Considering all of these factors is great. However, a number of questions remain: “Who makes the decision when it comes to sourcing cloud services?” “Who manages the cloud?” “Who operates the cloud environment?”

 

This is where hybrid IT comes in. In one scenario, IT could aggregate all clouds, provide a catalogue of services to users, and manage the entire cloud lifecycle. In another, IT could help source, integrate, and audit the services. An example of this is Software as a Service (SaaS).

 

 

The Essence of Hybrid IT

 

Implementing hybrid IT requires a lot of effort across organizations. NetApp has identified eight major factors that come into play:

  1. Culture. Evolve the corporate culture toward a cloud model. Key to accomplishing this is in getting buy-in from major stakeholders such as IT and business leaders who can influence and drive change, which will fuel the need to build core talent around cloud architecture, design, and operations.

  2. Governance. Develop a “cloud first” governance model backed by a cloud decision framework” that  drives workload placement through business needs, provider capabilities, security, data privacy and risk measures, and both service-level agreements (SLAs) and return on investment.
  3. Architecture. Choose the right service architecture—whether Infrastructure as a Service, Platform as a Service, or SaaS—based on use cases and maturity. To achieve this, you must understand your customers’ needs, identify service workloads, and develop an exit strategy if SLAs are not met, to name some.
  4. Security and Risk. Develop a sound security/risk framework to minimize risk and ensure that IT adheres to enterprise data governance, compliance, and privacy policies. Just as important, create a process for evaluating your service provider. Audit the providers regularly to mitigate risks.

#### [MATERIAL SHOWN]
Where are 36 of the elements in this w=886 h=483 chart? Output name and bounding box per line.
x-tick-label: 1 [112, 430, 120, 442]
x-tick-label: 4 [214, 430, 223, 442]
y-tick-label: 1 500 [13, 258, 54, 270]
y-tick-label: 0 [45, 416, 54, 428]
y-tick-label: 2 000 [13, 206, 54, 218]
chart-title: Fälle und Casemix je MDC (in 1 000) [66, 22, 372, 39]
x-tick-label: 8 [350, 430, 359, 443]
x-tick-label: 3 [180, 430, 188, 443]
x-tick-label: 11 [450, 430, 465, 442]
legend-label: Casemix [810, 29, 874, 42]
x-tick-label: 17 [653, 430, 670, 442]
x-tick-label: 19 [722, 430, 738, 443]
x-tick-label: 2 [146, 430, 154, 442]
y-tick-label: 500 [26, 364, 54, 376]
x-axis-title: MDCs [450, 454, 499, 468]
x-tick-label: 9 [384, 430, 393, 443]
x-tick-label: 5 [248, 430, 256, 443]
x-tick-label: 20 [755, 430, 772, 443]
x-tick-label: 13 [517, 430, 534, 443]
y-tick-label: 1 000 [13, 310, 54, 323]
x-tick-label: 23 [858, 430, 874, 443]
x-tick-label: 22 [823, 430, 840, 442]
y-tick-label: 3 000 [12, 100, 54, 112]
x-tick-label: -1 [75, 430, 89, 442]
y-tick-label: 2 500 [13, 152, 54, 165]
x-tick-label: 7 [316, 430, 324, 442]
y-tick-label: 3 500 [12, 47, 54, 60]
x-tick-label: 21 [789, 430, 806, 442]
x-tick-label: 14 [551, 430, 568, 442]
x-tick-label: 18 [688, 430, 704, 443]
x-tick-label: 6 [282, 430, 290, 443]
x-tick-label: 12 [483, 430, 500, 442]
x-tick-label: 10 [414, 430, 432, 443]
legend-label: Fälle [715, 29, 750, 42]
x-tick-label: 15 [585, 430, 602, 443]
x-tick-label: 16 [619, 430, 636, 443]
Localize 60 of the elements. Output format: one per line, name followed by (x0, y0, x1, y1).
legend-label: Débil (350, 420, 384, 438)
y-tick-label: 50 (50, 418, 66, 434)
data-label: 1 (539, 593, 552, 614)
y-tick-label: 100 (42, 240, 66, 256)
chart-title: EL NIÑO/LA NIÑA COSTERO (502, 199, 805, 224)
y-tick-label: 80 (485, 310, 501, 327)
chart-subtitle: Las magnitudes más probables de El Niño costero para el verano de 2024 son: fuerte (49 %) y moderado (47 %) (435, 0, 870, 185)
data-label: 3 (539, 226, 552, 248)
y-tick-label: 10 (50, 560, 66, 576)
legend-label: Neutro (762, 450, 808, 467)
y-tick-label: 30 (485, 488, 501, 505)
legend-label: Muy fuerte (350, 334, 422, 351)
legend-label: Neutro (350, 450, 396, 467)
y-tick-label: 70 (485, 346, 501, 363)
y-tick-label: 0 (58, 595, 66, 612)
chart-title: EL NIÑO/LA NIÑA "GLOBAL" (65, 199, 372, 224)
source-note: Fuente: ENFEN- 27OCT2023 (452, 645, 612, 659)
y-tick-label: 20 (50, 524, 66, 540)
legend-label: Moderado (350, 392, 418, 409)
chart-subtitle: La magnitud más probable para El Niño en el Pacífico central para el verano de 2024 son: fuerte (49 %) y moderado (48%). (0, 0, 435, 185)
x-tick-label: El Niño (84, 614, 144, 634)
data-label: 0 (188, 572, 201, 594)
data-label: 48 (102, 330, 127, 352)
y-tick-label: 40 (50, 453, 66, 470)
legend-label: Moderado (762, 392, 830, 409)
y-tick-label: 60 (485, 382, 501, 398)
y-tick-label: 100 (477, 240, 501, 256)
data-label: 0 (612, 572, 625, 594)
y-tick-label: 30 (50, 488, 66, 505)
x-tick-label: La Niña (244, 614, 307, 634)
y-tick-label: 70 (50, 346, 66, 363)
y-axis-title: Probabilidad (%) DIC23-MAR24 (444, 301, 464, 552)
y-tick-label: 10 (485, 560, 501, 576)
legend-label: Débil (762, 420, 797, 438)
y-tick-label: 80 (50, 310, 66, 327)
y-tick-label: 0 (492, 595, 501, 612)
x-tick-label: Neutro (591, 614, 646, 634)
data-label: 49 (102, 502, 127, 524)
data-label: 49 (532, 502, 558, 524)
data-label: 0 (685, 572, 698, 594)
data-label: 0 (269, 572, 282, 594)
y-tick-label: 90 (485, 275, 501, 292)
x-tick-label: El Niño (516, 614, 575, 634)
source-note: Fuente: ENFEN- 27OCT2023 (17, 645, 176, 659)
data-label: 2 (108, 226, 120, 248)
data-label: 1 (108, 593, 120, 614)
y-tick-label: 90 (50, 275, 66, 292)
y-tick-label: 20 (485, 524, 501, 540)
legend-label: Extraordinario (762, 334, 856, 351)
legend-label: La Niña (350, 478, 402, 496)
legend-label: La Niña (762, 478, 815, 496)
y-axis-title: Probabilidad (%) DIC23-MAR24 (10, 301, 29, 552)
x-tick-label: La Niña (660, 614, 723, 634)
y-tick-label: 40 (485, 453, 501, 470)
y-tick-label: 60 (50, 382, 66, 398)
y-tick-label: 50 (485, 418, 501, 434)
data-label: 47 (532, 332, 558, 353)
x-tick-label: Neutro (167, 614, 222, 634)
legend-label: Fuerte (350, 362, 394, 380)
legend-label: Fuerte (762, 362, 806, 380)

#### [EXERCISE TASKS]
**1.** Answer these questions from the text on hybrid IT:
(a) What is named as an example of IT helping to source, integrate, and audit services?
(b) How many major factors does NetApp say come into play when implementing hybrid IT?
(c) What does the Security and Risk factor say to do with service providers regularly, and why?
**2.** Pick up the text on hybrid IT right after its last sentence and continue writing it.
The listing has nothing to do with the text on hybrid IT.

#### [RESPONSES TO THE EXERCISE]
**1.**
(a) Software as a Service (SaaS).
(b) Eight.
(c) Audit them regularly to mitigate risks.

**2.**
  5. Finance. Price the “service unit” appropriately—not only taking hardware, software, and resourcing into account, but also other variables such as elasticity, time to capability, reliability, and security. This approach will help businesses achieve a utility-based model and make cost-effective decisions.
  6. Operations. Invest in cloud management platforms that enable IT to effectively manage the cloud lifecycle. This approach will help drive costs, service efficiency, and standardization across multiple clouds.
  7. Applications. Develop and/or adopt cloud-aware applications that maximize cloud advantages such as fault tolerance, statelessness, auto-scale, and latency.
  8. Vendor Management. Take costs and SLAs into account when managing service providers. And, perform periodic audits of both service providers and IT to ensure that the right services are being offered and expectations are being met.


As you implement these factors, continually review where you are in terms of maturity: Are you in an elementary state, a more managed state, or are you realizing a fully optimized state? Checking your progress periodically will bring your IT organization closer to achieving a hybrid IT model.